_Element position data_:
##############################

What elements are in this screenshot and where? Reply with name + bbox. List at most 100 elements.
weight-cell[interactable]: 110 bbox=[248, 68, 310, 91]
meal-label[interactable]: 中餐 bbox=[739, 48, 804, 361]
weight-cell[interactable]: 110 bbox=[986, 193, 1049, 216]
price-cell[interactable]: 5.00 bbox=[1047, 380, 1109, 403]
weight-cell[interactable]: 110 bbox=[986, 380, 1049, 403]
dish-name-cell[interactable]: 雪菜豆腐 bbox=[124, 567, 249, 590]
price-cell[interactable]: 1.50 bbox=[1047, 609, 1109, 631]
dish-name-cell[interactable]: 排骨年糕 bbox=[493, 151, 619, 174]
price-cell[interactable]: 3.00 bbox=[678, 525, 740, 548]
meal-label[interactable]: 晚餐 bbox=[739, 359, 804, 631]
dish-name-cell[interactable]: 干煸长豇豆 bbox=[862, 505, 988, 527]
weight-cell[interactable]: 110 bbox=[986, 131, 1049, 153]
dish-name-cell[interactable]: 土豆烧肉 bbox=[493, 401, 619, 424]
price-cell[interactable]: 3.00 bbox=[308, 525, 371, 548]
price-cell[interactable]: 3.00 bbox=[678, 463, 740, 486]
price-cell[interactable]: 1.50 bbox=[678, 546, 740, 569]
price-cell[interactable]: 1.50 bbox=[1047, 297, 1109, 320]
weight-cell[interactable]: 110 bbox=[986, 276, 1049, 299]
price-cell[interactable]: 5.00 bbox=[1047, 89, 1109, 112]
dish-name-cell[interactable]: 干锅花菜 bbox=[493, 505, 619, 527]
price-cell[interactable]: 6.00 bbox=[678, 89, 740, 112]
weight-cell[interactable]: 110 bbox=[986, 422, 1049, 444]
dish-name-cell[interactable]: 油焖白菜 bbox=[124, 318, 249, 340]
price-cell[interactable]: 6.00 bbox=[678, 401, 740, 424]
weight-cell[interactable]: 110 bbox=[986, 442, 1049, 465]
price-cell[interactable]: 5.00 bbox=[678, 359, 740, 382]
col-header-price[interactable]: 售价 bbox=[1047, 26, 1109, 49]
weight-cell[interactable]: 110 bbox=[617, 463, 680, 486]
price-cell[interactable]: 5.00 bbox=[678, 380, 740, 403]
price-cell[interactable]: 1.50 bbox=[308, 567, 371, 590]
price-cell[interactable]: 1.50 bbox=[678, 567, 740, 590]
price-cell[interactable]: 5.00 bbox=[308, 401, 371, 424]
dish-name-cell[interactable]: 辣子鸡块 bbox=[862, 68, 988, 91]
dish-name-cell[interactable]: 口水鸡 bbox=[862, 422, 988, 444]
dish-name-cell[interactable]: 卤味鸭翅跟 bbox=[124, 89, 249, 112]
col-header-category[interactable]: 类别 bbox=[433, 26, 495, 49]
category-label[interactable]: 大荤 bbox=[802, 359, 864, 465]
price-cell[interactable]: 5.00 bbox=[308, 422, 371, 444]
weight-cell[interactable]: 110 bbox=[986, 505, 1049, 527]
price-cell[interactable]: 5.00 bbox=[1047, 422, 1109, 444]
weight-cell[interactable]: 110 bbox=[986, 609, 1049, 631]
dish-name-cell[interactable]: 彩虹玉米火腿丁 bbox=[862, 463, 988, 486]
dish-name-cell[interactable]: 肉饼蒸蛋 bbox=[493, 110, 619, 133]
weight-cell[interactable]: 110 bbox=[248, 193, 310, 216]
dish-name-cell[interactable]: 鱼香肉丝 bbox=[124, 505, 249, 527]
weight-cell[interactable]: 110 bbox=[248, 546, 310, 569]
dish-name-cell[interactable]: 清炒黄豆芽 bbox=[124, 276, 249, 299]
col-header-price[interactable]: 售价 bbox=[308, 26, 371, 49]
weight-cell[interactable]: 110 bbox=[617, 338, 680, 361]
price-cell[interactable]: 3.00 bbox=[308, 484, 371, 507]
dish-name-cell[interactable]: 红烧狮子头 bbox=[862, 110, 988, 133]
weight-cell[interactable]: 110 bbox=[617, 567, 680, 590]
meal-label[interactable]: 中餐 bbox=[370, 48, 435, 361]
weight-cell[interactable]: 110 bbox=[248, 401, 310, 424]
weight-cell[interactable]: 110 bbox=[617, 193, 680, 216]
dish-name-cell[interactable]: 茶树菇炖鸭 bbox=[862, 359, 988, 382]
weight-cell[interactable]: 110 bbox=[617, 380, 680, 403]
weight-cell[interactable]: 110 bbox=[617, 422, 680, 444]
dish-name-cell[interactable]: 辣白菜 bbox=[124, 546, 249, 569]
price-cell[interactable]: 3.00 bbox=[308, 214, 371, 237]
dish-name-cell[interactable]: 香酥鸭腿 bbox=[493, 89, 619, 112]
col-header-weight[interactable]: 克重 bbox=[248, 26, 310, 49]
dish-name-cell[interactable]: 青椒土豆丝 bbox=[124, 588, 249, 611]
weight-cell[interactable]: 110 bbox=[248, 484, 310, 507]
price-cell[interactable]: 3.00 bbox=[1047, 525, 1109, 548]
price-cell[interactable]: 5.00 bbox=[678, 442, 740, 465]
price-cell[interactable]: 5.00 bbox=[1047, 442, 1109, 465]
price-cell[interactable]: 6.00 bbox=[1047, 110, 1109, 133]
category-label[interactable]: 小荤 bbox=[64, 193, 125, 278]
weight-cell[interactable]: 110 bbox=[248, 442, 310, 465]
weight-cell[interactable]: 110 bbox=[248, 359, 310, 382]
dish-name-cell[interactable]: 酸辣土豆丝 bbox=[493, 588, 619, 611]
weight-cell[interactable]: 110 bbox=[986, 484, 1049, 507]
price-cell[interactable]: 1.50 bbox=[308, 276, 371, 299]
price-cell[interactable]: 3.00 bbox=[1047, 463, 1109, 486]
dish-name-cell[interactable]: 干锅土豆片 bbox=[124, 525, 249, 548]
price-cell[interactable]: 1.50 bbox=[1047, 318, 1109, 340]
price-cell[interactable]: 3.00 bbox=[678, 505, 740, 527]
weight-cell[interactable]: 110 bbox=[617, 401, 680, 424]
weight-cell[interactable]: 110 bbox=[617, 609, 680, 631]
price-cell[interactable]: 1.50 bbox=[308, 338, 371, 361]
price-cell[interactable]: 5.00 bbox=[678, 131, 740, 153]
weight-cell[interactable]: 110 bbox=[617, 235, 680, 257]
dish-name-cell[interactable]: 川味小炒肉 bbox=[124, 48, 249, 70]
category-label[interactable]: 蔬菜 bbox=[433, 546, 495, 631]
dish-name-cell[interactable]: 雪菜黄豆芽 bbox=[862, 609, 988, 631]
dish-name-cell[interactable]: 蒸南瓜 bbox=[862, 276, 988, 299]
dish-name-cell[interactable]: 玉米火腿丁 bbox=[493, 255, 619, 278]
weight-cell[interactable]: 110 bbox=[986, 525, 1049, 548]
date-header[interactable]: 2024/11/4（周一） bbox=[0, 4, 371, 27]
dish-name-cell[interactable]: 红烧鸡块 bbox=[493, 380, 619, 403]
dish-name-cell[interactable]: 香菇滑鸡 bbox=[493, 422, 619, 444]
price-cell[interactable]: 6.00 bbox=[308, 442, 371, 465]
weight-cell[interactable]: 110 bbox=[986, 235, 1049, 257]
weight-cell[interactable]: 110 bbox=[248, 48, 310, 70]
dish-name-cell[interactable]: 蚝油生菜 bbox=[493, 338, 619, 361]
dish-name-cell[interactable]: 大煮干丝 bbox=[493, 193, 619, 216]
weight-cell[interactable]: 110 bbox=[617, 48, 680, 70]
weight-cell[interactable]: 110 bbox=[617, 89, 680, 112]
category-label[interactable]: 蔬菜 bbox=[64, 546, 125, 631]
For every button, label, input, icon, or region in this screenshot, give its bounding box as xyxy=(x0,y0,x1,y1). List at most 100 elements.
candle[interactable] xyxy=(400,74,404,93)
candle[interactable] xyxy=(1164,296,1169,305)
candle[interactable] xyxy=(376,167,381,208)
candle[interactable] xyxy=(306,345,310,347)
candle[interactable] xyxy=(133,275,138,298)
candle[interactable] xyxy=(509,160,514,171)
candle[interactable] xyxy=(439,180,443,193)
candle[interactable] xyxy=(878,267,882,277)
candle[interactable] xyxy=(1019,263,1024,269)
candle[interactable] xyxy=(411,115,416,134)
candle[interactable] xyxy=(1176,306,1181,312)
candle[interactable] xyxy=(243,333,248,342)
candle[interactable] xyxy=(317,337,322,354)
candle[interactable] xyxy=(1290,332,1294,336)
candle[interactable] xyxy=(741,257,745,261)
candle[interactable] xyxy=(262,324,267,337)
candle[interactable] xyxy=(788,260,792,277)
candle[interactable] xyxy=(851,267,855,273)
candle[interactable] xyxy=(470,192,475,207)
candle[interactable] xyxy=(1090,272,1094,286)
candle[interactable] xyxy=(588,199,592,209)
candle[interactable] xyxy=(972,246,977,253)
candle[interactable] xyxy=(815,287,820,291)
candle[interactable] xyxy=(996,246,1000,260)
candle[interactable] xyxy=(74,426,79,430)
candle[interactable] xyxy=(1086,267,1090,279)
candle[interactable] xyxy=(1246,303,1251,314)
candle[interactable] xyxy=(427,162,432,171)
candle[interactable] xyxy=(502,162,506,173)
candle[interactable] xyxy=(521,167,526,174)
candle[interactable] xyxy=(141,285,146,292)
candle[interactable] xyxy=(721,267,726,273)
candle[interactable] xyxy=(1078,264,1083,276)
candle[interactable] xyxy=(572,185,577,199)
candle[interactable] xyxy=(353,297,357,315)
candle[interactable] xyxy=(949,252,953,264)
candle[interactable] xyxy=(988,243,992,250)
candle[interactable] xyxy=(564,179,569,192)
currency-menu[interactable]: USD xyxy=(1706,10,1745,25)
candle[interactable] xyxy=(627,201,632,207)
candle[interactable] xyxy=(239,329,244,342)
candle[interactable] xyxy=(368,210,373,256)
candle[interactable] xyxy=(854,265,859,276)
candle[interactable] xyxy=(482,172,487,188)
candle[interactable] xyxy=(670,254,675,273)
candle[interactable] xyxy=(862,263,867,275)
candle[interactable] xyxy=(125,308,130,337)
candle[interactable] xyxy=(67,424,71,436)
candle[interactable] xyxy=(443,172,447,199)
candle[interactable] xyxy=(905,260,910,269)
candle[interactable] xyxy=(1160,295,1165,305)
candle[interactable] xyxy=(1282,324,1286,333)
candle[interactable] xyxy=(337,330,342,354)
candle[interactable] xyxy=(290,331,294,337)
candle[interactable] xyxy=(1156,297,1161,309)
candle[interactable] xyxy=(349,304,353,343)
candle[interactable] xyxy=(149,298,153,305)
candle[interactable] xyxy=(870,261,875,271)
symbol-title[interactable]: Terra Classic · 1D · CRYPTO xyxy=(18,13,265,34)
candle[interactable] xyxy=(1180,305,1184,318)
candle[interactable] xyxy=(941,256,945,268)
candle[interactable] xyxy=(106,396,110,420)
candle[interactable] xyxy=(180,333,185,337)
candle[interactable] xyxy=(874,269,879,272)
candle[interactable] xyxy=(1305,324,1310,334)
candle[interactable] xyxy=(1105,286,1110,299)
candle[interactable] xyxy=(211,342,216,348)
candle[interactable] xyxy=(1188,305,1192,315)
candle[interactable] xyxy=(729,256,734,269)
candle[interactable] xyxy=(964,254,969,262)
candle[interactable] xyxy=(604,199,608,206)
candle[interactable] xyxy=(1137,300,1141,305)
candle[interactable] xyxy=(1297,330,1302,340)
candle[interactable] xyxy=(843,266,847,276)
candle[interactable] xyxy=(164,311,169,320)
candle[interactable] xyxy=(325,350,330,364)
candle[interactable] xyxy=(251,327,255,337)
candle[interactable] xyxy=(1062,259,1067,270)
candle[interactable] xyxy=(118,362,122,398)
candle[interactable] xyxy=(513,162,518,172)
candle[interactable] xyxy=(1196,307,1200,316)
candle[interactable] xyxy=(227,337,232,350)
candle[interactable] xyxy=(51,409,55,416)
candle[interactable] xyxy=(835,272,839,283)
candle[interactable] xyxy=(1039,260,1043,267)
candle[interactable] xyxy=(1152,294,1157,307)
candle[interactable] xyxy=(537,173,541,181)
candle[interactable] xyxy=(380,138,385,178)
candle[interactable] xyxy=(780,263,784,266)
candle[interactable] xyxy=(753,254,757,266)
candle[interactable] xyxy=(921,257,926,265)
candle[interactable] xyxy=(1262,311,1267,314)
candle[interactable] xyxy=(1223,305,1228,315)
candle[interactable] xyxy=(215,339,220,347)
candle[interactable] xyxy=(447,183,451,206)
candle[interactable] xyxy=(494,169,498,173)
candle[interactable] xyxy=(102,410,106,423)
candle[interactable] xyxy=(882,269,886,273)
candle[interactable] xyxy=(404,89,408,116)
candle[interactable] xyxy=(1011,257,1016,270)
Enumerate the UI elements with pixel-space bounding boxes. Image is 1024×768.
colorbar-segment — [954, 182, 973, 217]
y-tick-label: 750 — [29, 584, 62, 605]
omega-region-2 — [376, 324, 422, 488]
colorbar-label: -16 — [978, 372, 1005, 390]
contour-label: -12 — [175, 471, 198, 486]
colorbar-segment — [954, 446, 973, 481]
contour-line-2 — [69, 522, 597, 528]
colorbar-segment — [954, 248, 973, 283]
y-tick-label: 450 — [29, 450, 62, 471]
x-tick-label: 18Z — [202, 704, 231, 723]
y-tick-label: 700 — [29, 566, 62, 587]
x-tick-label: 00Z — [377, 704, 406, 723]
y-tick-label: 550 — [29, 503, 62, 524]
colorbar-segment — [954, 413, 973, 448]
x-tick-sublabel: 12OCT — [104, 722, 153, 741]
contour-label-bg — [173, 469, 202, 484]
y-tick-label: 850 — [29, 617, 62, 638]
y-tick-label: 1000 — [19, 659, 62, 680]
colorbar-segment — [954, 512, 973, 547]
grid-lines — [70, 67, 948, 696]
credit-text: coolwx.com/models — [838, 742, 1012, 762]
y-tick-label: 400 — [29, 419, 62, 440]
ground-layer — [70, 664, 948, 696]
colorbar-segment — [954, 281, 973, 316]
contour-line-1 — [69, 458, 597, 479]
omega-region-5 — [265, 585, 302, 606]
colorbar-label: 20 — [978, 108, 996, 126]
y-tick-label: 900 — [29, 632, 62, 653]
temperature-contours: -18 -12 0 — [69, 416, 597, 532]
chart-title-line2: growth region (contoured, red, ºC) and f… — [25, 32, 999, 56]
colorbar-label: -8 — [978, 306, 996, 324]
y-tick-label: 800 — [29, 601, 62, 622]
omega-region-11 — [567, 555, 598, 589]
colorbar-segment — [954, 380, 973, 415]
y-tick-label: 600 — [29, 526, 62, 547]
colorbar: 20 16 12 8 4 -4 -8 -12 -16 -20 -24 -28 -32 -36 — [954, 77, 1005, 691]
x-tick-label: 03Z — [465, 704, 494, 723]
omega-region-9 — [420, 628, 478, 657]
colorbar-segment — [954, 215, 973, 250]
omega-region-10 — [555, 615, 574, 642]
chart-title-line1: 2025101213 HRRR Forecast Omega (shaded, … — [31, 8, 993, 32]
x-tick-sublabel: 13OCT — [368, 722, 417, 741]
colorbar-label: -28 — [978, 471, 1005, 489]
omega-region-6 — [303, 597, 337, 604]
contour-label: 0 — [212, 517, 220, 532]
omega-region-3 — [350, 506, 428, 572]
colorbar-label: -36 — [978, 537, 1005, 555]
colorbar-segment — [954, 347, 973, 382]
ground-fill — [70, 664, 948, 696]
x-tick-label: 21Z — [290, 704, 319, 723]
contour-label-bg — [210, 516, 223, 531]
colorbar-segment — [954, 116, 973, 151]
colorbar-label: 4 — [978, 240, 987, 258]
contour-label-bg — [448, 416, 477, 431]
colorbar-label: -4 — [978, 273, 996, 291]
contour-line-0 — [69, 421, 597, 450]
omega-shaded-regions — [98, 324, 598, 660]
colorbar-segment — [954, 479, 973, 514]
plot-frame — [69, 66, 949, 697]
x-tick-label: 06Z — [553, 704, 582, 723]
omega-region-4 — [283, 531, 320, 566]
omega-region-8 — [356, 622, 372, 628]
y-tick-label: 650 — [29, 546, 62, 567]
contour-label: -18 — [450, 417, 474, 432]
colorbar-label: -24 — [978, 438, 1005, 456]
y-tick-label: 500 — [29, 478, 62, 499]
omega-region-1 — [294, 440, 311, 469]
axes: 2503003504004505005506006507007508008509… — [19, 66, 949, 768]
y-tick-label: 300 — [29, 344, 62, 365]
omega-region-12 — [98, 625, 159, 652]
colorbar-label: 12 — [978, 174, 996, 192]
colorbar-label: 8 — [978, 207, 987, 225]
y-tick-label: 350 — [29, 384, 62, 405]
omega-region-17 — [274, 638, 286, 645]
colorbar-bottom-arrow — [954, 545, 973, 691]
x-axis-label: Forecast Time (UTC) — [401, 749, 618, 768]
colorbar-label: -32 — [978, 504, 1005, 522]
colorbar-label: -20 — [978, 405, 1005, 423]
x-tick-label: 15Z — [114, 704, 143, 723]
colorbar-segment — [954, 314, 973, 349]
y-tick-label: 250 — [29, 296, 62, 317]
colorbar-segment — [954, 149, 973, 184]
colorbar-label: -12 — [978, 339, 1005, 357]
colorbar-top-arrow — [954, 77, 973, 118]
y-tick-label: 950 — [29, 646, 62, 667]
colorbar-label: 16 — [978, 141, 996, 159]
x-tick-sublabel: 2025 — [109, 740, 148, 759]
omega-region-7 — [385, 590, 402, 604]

##############################

_Work to do_: Copy the records word for word, starting at their first line and ending with the line that contains "price-cell[interactable]: 5.00 bbox=[678, 380, 740, 403]".

_Exercise result_:
What elements are in this screenshot and where? Reply with name + bbox. List at most 100 elements.
weight-cell[interactable]: 110 bbox=[248, 68, 310, 91]
meal-label[interactable]: 中餐 bbox=[739, 48, 804, 361]
weight-cell[interactable]: 110 bbox=[986, 193, 1049, 216]
price-cell[interactable]: 5.00 bbox=[1047, 380, 1109, 403]
weight-cell[interactable]: 110 bbox=[986, 380, 1049, 403]
dish-name-cell[interactable]: 雪菜豆腐 bbox=[124, 567, 249, 590]
price-cell[interactable]: 1.50 bbox=[1047, 609, 1109, 631]
dish-name-cell[interactable]: 排骨年糕 bbox=[493, 151, 619, 174]
price-cell[interactable]: 3.00 bbox=[678, 525, 740, 548]
meal-label[interactable]: 晚餐 bbox=[739, 359, 804, 631]
dish-name-cell[interactable]: 干煸长豇豆 bbox=[862, 505, 988, 527]
weight-cell[interactable]: 110 bbox=[986, 131, 1049, 153]
dish-name-cell[interactable]: 土豆烧肉 bbox=[493, 401, 619, 424]
price-cell[interactable]: 3.00 bbox=[308, 525, 371, 548]
price-cell[interactable]: 3.00 bbox=[678, 463, 740, 486]
price-cell[interactable]: 1.50 bbox=[678, 546, 740, 569]
price-cell[interactable]: 1.50 bbox=[1047, 297, 1109, 320]
weight-cell[interactable]: 110 bbox=[986, 276, 1049, 299]
price-cell[interactable]: 5.00 bbox=[1047, 89, 1109, 112]
dish-name-cell[interactable]: 干锅花菜 bbox=[493, 505, 619, 527]
price-cell[interactable]: 6.00 bbox=[678, 89, 740, 112]
weight-cell[interactable]: 110 bbox=[986, 422, 1049, 444]
dish-name-cell[interactable]: 油焖白菜 bbox=[124, 318, 249, 340]
price-cell[interactable]: 6.00 bbox=[678, 401, 740, 424]
weight-cell[interactable]: 110 bbox=[986, 442, 1049, 465]
price-cell[interactable]: 5.00 bbox=[678, 359, 740, 382]
col-header-price[interactable]: 售价 bbox=[1047, 26, 1109, 49]
weight-cell[interactable]: 110 bbox=[617, 463, 680, 486]
price-cell[interactable]: 5.00 bbox=[678, 380, 740, 403]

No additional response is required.